[TEXT SECTION]
We now prove Proposition 5. We use a Fourier-analytic method, similar to that in this previous blog post.

The sieve we will use is of the form

$\displaystyle \nu(n) := (\sum_{d_1,\ldots,d_{k_0} \in {\cal S}: d_i|n+h_i \hbox{ for all } i=1,\ldots,k_0} \ \ \ \ \ (10)$

$\displaystyle (\prod_{i=1}^{k_0} \mu(d_i)) f( \frac{\log d_1}{\log R}, \ldots, \frac{\log d_{k_0} }{\log R} ))^2,$

where ${{\cal S}}$ denotes the square-free integers and ${\mu}$ is the Möbius function This should be compared with the sieve

$\displaystyle \nu(n) := (\sum_{d \in {\cal S}: d|\prod_{i=1}^{k_0}(n+h_i)} \mu(d) F( \frac{\log d}{\log R}))^2$

used in the previous blog post, which basically corresponds to the special case ${f(t_1,\ldots,t_{k_0}) =F(t_1+\ldots+t_{k_0})}$ .

[DATA RECORDS]
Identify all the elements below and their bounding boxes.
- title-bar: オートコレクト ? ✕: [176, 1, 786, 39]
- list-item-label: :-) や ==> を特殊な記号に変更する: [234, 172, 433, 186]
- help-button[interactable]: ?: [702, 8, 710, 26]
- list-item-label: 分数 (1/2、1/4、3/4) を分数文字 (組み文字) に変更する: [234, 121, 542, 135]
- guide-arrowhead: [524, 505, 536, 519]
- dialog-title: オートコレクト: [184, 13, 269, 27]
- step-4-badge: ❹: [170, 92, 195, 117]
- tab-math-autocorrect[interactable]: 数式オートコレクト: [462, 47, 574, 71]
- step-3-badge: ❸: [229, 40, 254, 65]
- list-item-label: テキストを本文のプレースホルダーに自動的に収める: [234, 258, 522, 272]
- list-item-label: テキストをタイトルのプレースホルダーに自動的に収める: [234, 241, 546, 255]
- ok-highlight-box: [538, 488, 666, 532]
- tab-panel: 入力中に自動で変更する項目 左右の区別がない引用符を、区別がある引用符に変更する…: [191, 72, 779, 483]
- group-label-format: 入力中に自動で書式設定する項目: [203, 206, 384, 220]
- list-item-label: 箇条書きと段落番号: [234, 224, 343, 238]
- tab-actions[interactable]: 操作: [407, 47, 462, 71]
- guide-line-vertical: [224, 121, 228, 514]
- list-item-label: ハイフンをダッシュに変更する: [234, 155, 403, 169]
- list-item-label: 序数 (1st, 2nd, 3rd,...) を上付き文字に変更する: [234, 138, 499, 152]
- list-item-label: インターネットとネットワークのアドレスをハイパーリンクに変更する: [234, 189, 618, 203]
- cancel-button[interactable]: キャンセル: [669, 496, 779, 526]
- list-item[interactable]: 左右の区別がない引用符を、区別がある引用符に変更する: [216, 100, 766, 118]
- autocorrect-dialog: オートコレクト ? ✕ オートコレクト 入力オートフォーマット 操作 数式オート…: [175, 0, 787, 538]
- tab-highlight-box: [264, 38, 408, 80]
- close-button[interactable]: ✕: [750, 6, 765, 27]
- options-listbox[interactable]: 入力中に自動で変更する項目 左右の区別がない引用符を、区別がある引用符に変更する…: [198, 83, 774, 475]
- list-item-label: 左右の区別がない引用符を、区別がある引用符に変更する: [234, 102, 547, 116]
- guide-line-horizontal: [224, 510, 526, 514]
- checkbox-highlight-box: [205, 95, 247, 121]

---

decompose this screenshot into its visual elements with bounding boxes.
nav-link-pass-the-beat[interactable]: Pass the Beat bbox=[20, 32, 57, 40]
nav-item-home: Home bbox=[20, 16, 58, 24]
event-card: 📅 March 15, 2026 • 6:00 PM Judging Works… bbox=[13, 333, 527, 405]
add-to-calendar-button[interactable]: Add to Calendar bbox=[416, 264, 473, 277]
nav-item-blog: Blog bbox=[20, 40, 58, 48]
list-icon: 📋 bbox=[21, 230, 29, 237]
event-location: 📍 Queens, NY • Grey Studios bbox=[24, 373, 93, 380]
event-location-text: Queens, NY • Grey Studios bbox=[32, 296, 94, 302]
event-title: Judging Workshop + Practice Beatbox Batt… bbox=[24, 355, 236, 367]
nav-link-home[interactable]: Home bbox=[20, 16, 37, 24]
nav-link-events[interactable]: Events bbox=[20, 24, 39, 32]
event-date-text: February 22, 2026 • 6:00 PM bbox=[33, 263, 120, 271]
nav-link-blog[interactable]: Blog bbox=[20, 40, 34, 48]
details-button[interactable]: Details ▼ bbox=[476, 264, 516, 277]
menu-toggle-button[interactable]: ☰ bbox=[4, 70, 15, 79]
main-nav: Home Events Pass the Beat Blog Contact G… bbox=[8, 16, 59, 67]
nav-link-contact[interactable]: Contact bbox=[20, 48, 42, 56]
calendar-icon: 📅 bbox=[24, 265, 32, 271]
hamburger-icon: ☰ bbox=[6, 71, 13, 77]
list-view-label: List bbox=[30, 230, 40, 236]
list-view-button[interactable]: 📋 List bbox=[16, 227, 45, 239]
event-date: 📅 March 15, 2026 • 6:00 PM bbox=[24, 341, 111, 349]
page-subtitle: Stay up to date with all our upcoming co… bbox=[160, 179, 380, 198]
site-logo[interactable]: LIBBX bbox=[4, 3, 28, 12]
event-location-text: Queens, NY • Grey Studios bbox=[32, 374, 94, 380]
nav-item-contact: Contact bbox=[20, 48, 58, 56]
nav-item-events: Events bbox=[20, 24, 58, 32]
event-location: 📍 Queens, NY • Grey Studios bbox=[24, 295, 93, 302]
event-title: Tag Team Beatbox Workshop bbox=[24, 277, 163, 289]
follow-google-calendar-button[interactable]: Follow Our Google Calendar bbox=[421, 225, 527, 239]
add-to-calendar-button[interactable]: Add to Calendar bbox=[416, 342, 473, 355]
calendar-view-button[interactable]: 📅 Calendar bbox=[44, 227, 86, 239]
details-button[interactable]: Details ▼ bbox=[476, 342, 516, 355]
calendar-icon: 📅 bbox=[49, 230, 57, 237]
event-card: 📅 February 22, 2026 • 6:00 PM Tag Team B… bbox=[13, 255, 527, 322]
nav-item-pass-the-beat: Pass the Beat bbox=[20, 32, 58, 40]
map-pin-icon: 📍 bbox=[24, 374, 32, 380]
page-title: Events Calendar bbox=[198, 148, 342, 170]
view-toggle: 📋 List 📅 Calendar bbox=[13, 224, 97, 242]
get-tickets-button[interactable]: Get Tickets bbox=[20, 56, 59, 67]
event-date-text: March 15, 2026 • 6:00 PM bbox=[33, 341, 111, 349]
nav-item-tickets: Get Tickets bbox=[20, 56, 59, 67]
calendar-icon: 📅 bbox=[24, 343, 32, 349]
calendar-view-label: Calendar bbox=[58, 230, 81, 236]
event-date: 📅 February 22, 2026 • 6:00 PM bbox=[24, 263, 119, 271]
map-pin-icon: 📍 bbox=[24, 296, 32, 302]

[EXERCISE DETAILS] Render into French the sentence "We use a Fourier-analytic method, similar to that in this previous blog post." from the text on the sieve. The two blocks of lines play no part in what is asked here.

[OUTPUT BELOW] Nous utilisons une méthode issue de l'analyse de Fourier, semblable à celle de ce précédent billet de blog.